◆ **A block of data**:
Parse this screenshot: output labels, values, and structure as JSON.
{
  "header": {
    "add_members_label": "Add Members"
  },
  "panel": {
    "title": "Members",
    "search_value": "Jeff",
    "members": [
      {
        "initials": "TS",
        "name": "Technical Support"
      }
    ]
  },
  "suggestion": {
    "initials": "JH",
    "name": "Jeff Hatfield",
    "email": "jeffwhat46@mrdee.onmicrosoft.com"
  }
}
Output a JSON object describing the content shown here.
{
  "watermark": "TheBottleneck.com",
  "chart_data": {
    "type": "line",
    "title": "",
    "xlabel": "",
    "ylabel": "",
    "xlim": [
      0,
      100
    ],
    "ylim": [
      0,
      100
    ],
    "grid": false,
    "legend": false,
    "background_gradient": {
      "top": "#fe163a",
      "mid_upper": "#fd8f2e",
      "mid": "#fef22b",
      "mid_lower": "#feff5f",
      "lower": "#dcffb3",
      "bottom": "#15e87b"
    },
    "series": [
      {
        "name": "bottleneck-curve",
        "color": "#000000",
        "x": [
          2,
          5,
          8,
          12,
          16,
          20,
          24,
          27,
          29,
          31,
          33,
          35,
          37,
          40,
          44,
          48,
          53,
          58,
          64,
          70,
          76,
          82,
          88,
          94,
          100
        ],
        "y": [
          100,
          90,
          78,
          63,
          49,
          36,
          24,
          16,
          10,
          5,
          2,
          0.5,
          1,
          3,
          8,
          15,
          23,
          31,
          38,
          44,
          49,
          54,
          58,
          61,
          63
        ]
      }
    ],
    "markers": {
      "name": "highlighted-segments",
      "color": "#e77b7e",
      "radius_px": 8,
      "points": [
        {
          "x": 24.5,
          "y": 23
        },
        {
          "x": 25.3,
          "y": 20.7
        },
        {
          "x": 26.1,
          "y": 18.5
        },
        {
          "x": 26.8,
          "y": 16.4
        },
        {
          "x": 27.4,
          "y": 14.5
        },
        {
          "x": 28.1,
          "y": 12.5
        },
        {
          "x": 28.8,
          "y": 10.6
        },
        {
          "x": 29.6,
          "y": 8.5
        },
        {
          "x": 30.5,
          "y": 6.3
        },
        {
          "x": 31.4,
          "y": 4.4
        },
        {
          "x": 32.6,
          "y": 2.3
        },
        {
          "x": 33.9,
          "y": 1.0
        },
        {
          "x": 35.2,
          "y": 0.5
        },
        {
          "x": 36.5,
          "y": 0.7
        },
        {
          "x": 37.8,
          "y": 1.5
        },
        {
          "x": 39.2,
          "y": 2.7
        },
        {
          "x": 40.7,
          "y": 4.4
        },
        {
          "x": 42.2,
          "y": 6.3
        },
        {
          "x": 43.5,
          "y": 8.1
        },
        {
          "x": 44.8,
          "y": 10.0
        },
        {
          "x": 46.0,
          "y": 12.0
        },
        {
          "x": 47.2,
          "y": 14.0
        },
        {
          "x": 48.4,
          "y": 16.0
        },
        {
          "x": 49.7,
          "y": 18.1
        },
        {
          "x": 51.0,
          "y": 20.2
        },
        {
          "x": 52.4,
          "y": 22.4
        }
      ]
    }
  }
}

◆ **WHAT TO WORK ON**: Gather all the lines that include the word "name" and copy them out.

◆ **REPLY TO THE EXERCISE**:
        "name": "Technical Support"
    "name": "Jeff Hatfield",
        "name": "bottleneck-curve",
      "name": "highlighted-segments",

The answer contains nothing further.